» **TASK REQUIREMENTS**: Locate each line of the material that contains "ตรสมาช", then return it.

━━━━━━

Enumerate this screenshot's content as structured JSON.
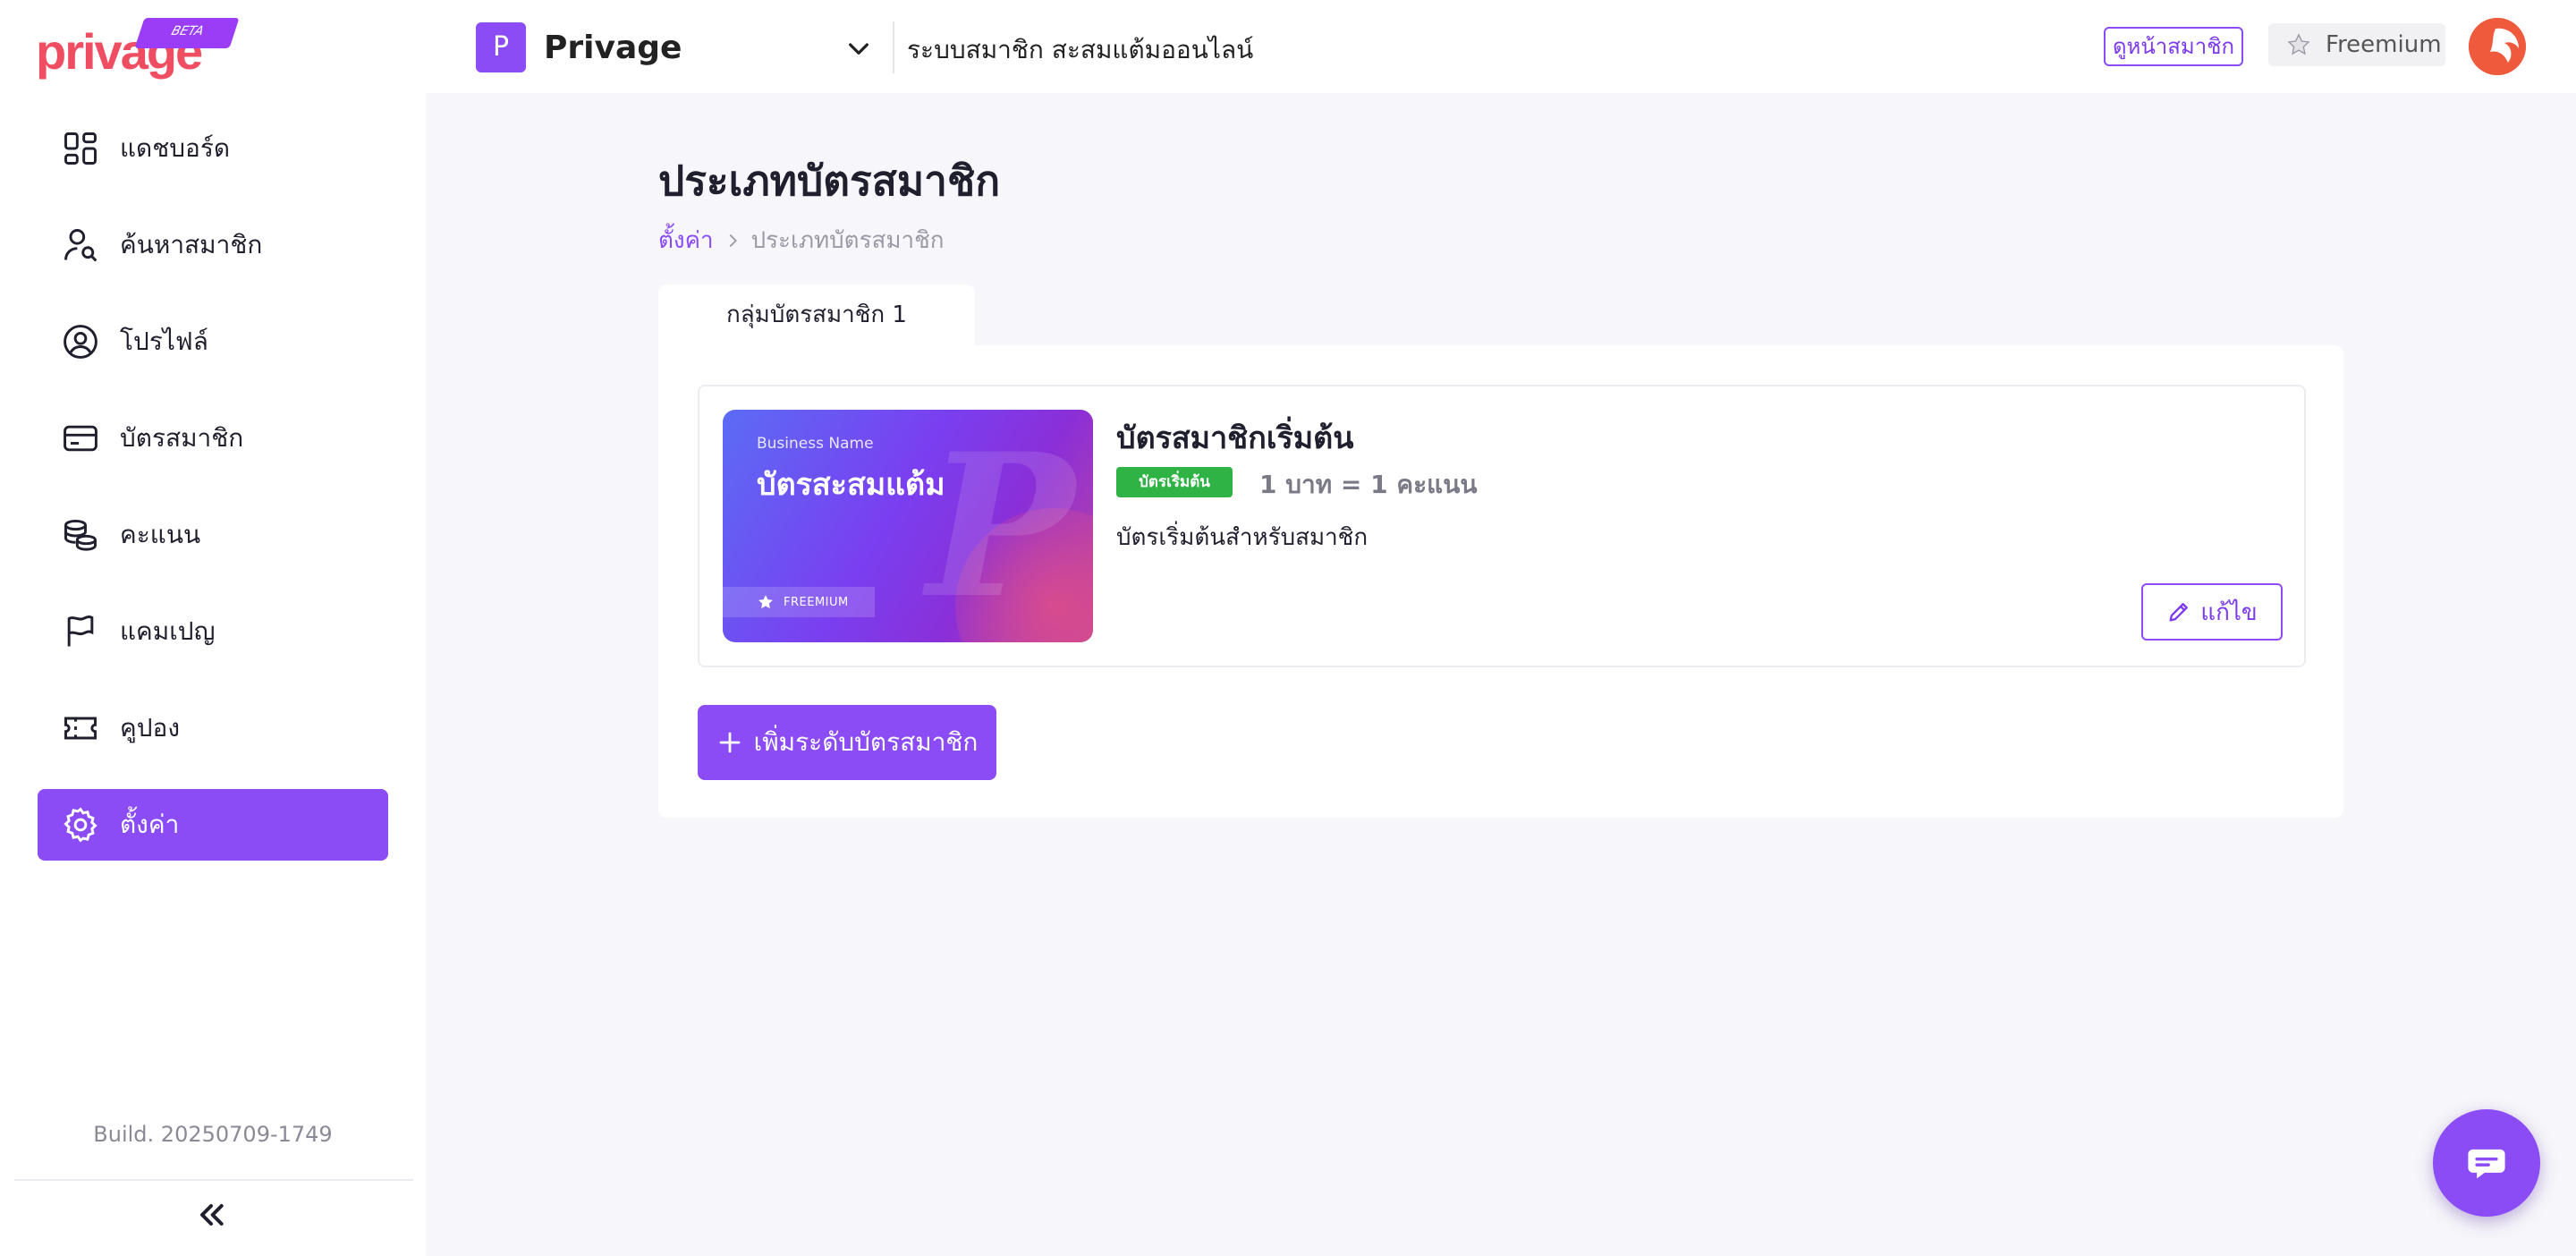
{
  "header": {
    "logo_text": "privage",
    "logo_badge": "BETA",
    "workspace_initial": "P",
    "workspace_name": "Privage",
    "app_description": "ระบบสมาชิก สะสมแต้มออนไลน์",
    "view_members_label": "ดูหน้าสมาชิก",
    "plan_label": "Freemium",
    "plan_icon": "star-icon"
  },
  "sidebar": {
    "items": [
      {
        "label": "แดชบอร์ด",
        "icon": "dashboard-icon",
        "active": false
      },
      {
        "label": "ค้นหาสมาชิก",
        "icon": "member-search-icon",
        "active": false
      },
      {
        "label": "โปรไฟล์",
        "icon": "profile-icon",
        "active": false
      },
      {
        "label": "บัตรสมาชิก",
        "icon": "card-icon",
        "active": false
      },
      {
        "label": "คะแนน",
        "icon": "coins-icon",
        "active": false
      },
      {
        "label": "แคมเปญ",
        "icon": "flag-icon",
        "active": false
      },
      {
        "label": "คูปอง",
        "icon": "ticket-icon",
        "active": false
      },
      {
        "label": "ตั้งค่า",
        "icon": "gear-icon",
        "active": true
      }
    ],
    "build": "Build. 20250709-1749",
    "collapse_icon": "double-chevron-left-icon"
  },
  "main": {
    "title": "ประเภทบัตรสมาชิก",
    "breadcrumb": {
      "parent": "ตั้งค่า",
      "current": "ประเภทบัตรสมาชิก"
    },
    "tabs": [
      {
        "label": "กลุ่มบัตรสมาชิก 1",
        "active": true
      }
    ],
    "tiers": [
      {
        "card_business_name": "Business Name",
        "card_title": "บัตรสะสมแต้ม",
        "card_footer": "FREEMIUM",
        "name": "บัตรสมาชิกเริ่มต้น",
        "badge": "บัตรเริ่มต้น",
        "rate": "1 บาท = 1 คะแนน",
        "description": "บัตรเริ่มต้นสำหรับสมาชิก",
        "edit_label": "แก้ไข"
      }
    ],
    "add_tier_label": "เพิ่มระดับบัตรสมาชิก"
  },
  "colors": {
    "accent": "#8b4cf6",
    "logo": "#ef4e62",
    "badge_green": "#2fb344",
    "avatar": "#ef5a3c"
  }
}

━━━━━━

» **REPLY TO THE EXERCISE**:
        "label": "บัตรสมาชิก",
    "title": "ประเภทบัตรสมาชิก",
      "current": "ประเภทบัตรสมาชิก"
        "label": "กลุ่มบัตรสมาชิก 1",
        "name": "บัตรสมาชิกเริ่มต้น",
    "add_tier_label": "เพิ่มระดับบัตรสมาชิก"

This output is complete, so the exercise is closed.